Written task: Examine the material below. Gather every line in which the string "twtr" appears.

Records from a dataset
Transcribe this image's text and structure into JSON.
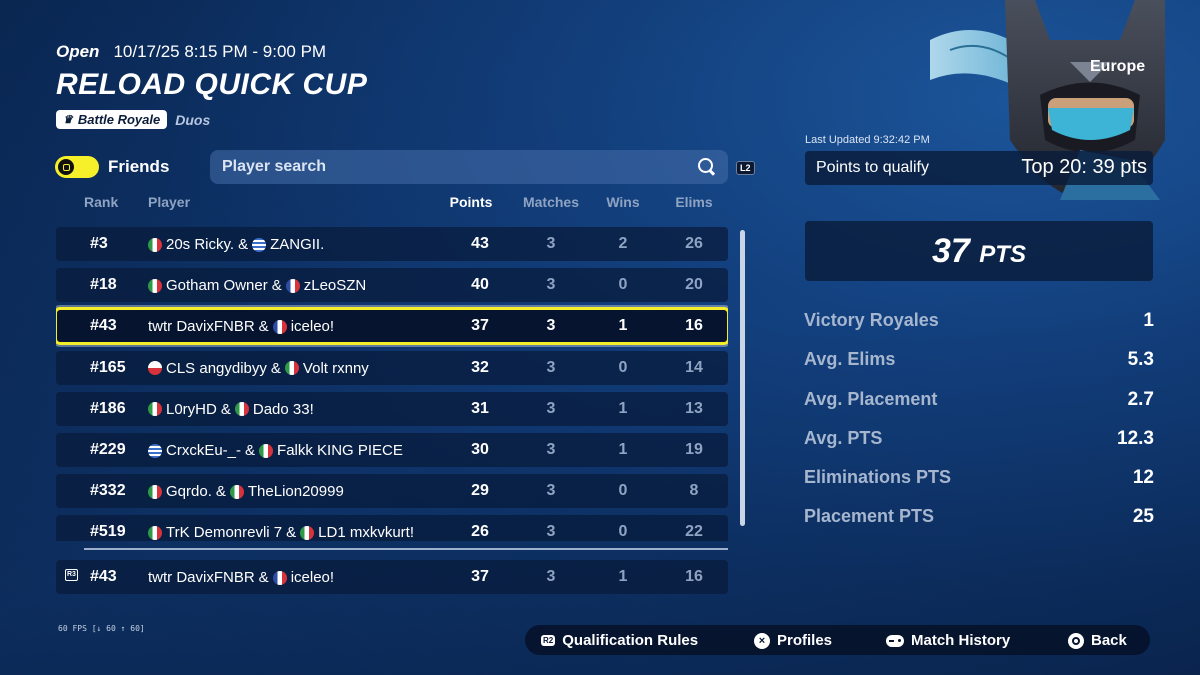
{
  "header": {
    "status": "Open",
    "time": "10/17/25 8:15 PM - 9:00 PM",
    "title": "RELOAD QUICK CUP",
    "mode": "Battle Royale",
    "team_type": "Duos"
  },
  "filters": {
    "friends_label": "Friends",
    "search_placeholder": "Player search",
    "search_hint": "L2"
  },
  "table": {
    "headers": {
      "rank": "Rank",
      "player": "Player",
      "points": "Points",
      "matches": "Matches",
      "wins": "Wins",
      "elims": "Elims"
    },
    "rows": [
      {
        "rank": "#3",
        "p1_flag": "it",
        "p1": "20s Ricky.",
        "p2_flag": "gr",
        "p2": "ZANGII.",
        "points": "43",
        "matches": "3",
        "wins": "2",
        "elims": "26"
      },
      {
        "rank": "#18",
        "p1_flag": "it",
        "p1": "Gotham Owner",
        "p2_flag": "fr",
        "p2": "zLeoSZN",
        "points": "40",
        "matches": "3",
        "wins": "0",
        "elims": "20"
      },
      {
        "rank": "#43",
        "p1_flag": "",
        "p1": "twtr DavixFNBR",
        "p2_flag": "fr",
        "p2": "iceleo!",
        "points": "37",
        "matches": "3",
        "wins": "1",
        "elims": "16"
      },
      {
        "rank": "#165",
        "p1_flag": "pl",
        "p1": "CLS angydibyy",
        "p2_flag": "it",
        "p2": "Volt rxnny",
        "points": "32",
        "matches": "3",
        "wins": "0",
        "elims": "14"
      },
      {
        "rank": "#186",
        "p1_flag": "it",
        "p1": "L0ryHD",
        "p2_flag": "it",
        "p2": "Dado 33!",
        "points": "31",
        "matches": "3",
        "wins": "1",
        "elims": "13"
      },
      {
        "rank": "#229",
        "p1_flag": "gr",
        "p1": "CrxckEu-_-",
        "p2_flag": "it",
        "p2": "Falkk KING PIECE",
        "points": "30",
        "matches": "3",
        "wins": "1",
        "elims": "19"
      },
      {
        "rank": "#332",
        "p1_flag": "it",
        "p1": "Gqrdo.",
        "p2_flag": "it",
        "p2": "TheLion20999",
        "points": "29",
        "matches": "3",
        "wins": "0",
        "elims": "8"
      },
      {
        "rank": "#519",
        "p1_flag": "it",
        "p1": "TrK Demonrevli 7",
        "p2_flag": "it",
        "p2": "LD1 mxkvkurt!",
        "points": "26",
        "matches": "3",
        "wins": "0",
        "elims": "22"
      }
    ],
    "selected_index": 2,
    "my_row": {
      "rank": "#43",
      "p1": "twtr DavixFNBR",
      "p2_flag": "fr",
      "p2": "iceleo!",
      "points": "37",
      "matches": "3",
      "wins": "1",
      "elims": "16",
      "button_hint": "R3"
    }
  },
  "fps": "60 FPS [↓ 60 ↑ 60]",
  "right_panel": {
    "region": "Europe",
    "last_updated": "Last Updated 9:32:42 PM",
    "qualify_label": "Points to qualify",
    "qualify_value": "Top 20: 39 pts",
    "total_points": "37",
    "total_points_unit": "PTS",
    "stats": [
      {
        "label": "Victory Royales",
        "value": "1"
      },
      {
        "label": "Avg. Elims",
        "value": "5.3"
      },
      {
        "label": "Avg. Placement",
        "value": "2.7"
      },
      {
        "label": "Avg. PTS",
        "value": "12.3"
      },
      {
        "label": "Eliminations PTS",
        "value": "12"
      },
      {
        "label": "Placement PTS",
        "value": "25"
      }
    ]
  },
  "bottom_bar": {
    "qualification": {
      "hint": "R2",
      "label": "Qualification Rules"
    },
    "profiles": {
      "hint": "×",
      "label": "Profiles"
    },
    "history": {
      "hint": "gamepad-icon",
      "label": "Match History"
    },
    "back": {
      "hint": "circle",
      "label": "Back"
    }
  },
  "colors": {
    "accent_yellow": "#f4ee2a",
    "row_bg": "#081a3a",
    "bg": "#0b2a58"
  }
}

Exercise result:
        "p1": "twtr DavixFNBR",
      "p1": "twtr DavixFNBR",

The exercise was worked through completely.